Objective: Turn the data from its first line through the line with "section-9-number: 9.: [70, 189, 79, 201]" into a JSON list of strings, one string per line, leaving out blank lines.

Provided data:
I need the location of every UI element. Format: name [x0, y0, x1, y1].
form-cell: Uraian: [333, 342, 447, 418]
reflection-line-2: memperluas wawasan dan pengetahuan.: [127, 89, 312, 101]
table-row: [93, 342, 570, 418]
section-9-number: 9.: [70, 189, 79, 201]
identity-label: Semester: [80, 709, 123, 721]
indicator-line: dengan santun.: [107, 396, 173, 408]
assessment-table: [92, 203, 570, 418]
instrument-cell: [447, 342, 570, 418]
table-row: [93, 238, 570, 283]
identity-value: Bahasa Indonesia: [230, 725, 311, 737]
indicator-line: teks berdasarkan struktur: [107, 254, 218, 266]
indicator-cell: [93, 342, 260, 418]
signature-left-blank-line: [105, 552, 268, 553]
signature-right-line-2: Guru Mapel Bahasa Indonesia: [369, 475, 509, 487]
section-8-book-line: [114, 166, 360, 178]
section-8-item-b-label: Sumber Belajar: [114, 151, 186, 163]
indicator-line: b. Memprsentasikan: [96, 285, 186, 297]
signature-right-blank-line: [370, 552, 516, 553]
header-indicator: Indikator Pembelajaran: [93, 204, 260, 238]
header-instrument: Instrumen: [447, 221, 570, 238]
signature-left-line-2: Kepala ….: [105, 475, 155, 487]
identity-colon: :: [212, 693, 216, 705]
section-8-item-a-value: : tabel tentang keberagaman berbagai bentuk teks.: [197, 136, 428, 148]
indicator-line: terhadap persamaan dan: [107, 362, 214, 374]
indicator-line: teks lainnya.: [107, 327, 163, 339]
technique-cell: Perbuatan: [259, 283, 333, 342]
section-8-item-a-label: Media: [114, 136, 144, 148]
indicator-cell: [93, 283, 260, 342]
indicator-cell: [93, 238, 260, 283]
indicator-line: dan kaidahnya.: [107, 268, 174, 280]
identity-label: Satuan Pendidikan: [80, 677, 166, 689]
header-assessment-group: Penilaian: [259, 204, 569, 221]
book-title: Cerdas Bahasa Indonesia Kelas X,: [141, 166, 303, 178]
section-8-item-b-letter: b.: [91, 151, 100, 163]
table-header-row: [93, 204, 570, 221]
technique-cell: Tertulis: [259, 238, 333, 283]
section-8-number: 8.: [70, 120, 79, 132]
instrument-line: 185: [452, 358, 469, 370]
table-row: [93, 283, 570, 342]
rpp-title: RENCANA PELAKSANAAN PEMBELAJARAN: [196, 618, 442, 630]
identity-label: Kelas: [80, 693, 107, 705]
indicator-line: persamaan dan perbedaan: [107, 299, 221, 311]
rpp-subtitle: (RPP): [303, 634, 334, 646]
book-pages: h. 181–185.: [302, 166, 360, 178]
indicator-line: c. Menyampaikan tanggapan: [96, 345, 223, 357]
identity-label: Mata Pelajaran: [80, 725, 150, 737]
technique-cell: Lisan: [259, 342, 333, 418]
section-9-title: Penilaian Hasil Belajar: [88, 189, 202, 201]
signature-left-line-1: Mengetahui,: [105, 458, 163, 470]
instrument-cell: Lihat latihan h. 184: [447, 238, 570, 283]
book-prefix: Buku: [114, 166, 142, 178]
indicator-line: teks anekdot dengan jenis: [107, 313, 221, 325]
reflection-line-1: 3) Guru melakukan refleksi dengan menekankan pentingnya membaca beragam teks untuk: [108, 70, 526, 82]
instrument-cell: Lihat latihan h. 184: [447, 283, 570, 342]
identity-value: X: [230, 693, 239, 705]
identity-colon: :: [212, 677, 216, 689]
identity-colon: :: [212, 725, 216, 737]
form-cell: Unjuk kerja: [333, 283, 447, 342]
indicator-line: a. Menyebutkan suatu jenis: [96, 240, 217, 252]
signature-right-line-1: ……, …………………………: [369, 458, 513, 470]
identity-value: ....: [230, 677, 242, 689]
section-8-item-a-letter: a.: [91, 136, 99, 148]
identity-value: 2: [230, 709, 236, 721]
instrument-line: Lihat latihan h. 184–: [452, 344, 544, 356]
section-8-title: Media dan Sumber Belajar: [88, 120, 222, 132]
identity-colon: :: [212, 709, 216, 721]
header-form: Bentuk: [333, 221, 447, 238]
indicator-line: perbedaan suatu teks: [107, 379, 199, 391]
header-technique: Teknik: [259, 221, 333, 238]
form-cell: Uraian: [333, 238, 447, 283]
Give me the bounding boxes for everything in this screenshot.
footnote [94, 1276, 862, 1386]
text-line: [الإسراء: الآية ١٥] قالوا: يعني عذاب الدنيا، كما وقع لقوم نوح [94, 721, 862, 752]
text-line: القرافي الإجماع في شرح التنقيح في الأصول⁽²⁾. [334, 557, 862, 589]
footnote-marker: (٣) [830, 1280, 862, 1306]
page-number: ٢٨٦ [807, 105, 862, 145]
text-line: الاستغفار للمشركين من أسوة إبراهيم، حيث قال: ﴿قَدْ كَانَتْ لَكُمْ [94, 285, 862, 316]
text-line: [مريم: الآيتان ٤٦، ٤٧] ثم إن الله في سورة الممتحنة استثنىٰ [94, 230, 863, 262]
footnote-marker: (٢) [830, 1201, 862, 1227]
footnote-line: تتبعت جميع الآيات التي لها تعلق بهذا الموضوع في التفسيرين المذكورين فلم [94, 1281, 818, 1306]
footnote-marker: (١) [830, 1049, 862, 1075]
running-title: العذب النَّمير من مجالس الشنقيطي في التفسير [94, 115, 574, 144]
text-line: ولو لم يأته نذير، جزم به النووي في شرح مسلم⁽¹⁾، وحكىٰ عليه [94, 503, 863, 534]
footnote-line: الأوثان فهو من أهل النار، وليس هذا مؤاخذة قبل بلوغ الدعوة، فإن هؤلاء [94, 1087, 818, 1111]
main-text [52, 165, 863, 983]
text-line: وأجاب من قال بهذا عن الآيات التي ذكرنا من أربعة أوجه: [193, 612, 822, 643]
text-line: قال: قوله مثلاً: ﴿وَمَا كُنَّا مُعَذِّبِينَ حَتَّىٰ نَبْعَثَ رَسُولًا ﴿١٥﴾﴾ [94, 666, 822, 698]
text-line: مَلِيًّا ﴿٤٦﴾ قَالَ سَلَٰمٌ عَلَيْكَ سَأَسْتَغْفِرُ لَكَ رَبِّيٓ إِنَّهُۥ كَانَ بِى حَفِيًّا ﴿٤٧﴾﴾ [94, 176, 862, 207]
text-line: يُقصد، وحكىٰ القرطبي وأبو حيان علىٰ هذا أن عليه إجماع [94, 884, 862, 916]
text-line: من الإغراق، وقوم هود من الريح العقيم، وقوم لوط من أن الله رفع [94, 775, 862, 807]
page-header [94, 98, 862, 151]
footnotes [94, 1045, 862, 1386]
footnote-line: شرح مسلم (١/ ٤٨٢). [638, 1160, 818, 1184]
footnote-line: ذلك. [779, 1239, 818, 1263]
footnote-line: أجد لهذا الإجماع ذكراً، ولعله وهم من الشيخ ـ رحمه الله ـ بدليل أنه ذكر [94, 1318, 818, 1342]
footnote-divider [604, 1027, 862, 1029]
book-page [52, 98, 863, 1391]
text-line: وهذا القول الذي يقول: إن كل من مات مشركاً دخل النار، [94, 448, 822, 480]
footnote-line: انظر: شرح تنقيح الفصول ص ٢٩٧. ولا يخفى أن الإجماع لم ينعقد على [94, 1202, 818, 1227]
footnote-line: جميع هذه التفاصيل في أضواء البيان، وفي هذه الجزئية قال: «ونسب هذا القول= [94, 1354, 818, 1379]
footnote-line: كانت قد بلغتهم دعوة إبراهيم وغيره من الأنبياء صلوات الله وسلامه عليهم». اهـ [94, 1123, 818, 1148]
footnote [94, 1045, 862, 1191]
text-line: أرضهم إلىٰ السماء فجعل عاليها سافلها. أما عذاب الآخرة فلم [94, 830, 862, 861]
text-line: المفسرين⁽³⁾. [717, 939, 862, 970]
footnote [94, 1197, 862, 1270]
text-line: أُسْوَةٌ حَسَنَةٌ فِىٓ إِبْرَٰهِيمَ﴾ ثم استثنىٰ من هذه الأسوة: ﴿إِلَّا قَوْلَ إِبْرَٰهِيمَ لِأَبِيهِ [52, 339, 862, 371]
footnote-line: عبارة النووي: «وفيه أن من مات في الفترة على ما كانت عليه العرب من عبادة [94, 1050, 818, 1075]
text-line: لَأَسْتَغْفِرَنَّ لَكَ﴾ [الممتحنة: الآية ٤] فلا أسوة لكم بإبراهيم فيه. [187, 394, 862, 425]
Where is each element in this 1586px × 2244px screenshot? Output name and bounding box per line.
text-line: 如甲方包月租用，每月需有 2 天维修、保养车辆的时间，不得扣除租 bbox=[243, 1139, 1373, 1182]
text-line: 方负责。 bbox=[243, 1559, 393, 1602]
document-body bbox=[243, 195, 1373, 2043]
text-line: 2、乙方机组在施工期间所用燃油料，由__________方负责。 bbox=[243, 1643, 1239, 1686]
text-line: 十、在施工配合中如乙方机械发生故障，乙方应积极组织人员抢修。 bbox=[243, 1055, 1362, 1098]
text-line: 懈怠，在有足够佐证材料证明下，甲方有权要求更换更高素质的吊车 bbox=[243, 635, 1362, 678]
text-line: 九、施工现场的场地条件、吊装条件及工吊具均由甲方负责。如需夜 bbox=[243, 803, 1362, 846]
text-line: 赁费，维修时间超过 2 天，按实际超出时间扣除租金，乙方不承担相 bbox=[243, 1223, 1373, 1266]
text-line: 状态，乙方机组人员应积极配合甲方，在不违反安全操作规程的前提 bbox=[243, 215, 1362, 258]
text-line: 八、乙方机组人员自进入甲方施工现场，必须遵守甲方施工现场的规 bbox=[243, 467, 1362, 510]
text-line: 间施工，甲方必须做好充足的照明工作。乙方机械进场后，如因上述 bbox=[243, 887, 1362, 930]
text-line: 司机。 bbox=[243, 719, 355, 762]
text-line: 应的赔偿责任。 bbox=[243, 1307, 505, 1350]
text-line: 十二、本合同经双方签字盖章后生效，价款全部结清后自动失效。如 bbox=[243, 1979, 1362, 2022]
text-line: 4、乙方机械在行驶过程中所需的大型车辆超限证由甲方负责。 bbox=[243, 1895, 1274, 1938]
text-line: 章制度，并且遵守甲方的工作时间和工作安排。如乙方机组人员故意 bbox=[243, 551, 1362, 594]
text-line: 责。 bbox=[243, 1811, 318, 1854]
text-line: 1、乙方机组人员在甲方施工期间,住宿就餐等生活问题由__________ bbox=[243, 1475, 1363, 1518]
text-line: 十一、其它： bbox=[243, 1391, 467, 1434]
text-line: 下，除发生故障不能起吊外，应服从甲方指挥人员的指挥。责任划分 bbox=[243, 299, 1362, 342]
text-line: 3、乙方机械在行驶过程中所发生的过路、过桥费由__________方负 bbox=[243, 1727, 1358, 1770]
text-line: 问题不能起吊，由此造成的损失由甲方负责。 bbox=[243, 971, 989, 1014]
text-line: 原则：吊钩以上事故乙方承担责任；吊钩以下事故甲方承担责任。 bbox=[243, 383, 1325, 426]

Response to this exercise:
[
  "I need the location of every UI element. Format: name [x0, y0, x1, y1].",
  "form-cell: Uraian: [333, 342, 447, 418]",
  "reflection-line-2: memperluas wawasan dan pengetahuan.: [127, 89, 312, 101]",
  "table-row: [93, 342, 570, 418]",
  "section-9-number: 9.: [70, 189, 79, 201]"
]